GIVEN EXERCISE: Extract all records. Keep each one exact.

[BEGIN]

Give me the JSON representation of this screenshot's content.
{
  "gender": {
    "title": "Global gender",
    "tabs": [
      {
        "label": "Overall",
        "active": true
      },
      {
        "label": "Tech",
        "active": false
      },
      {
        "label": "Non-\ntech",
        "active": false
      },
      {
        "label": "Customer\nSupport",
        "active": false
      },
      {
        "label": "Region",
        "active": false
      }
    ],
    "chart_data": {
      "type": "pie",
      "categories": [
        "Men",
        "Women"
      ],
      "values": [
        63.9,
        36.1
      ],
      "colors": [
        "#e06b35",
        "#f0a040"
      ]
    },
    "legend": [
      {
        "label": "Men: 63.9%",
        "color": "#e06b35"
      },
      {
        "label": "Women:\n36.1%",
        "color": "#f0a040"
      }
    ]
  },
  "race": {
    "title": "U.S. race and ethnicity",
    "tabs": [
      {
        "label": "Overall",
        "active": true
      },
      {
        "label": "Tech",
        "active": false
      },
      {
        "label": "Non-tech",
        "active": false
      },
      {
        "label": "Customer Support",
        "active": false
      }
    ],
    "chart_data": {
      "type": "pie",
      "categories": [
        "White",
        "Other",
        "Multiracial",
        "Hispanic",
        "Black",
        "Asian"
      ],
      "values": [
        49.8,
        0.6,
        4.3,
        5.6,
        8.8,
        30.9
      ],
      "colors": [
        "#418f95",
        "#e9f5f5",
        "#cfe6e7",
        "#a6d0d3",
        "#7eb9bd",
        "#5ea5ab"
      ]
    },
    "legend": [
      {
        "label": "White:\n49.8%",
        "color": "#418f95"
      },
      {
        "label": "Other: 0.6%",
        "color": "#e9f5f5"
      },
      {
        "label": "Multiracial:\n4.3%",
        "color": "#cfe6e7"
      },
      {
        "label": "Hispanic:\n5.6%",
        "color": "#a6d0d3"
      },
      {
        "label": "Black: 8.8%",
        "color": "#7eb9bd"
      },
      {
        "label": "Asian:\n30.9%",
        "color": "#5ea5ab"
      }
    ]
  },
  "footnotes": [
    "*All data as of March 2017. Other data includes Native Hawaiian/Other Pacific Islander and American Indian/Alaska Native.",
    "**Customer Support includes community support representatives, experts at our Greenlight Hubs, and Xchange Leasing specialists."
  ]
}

[END]

SOLUTION TO THE EXERCISE:
Give me the JSON representation of this screenshot's content.
{
  "gender": {
    "title": "Global gender",
    "tabs": [
      {
        "label": "Overall",
        "active": true
      },
      {
        "label": "Tech",
        "active": false
      },
      {
        "label": "Non-\ntech",
        "active": false
      },
      {
        "label": "Customer\nSupport",
        "active": false
      },
      {
        "label": "Region",
        "active": false
      }
    ],
    "chart_data": {
      "type": "pie",
      "categories": [
        "Men",
        "Women"
      ],
      "values": [
        63.9,
        36.1
      ],
      "colors": [
        "#e06b35",
        "#f0a040"
      ]
    },
    "legend": [
      {
        "label": "Men: 63.9%",
        "color": "#e06b35"
      },
      {
        "label": "Women:\n36.1%",
        "color": "#f0a040"
      }
    ]
  },
  "race": {
    "title": "U.S. race and ethnicity",
    "tabs": [
      {
        "label": "Overall",
        "active": true
      },
      {
        "label": "Tech",
        "active": false
      },
      {
        "label": "Non-tech",
        "active": false
      },
      {
        "label": "Customer Support",
        "active": false
      }
    ],
    "chart_data": {
      "type": "pie",
      "categories": [
        "White",
        "Other",
        "Multiracial",
        "Hispanic",
        "Black",
        "Asian"
      ],
      "values": [
        49.8,
        0.6,
        4.3,
        5.6,
        8.8,
        30.9
      ],
      "colors": [
        "#418f95",
        "#e9f5f5",
        "#cfe6e7",
        "#a6d0d3",
        "#7eb9bd",
        "#5ea5ab"
      ]
    },
    "legend": [
      {
        "label": "White:\n49.8%",
        "color": "#418f95"
      },
      {
        "label": "Other: 0.6%",
        "color": "#e9f5f5"
      },
      {
        "label": "Multiracial:\n4.3%",
        "color": "#cfe6e7"
      },
      {
        "label": "Hispanic:\n5.6%",
        "color": "#a6d0d3"
      },
      {
        "label": "Black: 8.8%",
        "color": "#7eb9bd"
      },
      {
        "label": "Asian:\n30.9%",
        "color": "#5ea5ab"
      }
    ]
  },
  "footnotes": [
    "*All data as of March 2017. Other data includes Native Hawaiian/Other Pacific Islander and American Indian/Alaska Native.",
    "**Customer Support includes community support representatives, experts at our Greenlight Hubs, and Xchange Leasing specialists."
  ]
}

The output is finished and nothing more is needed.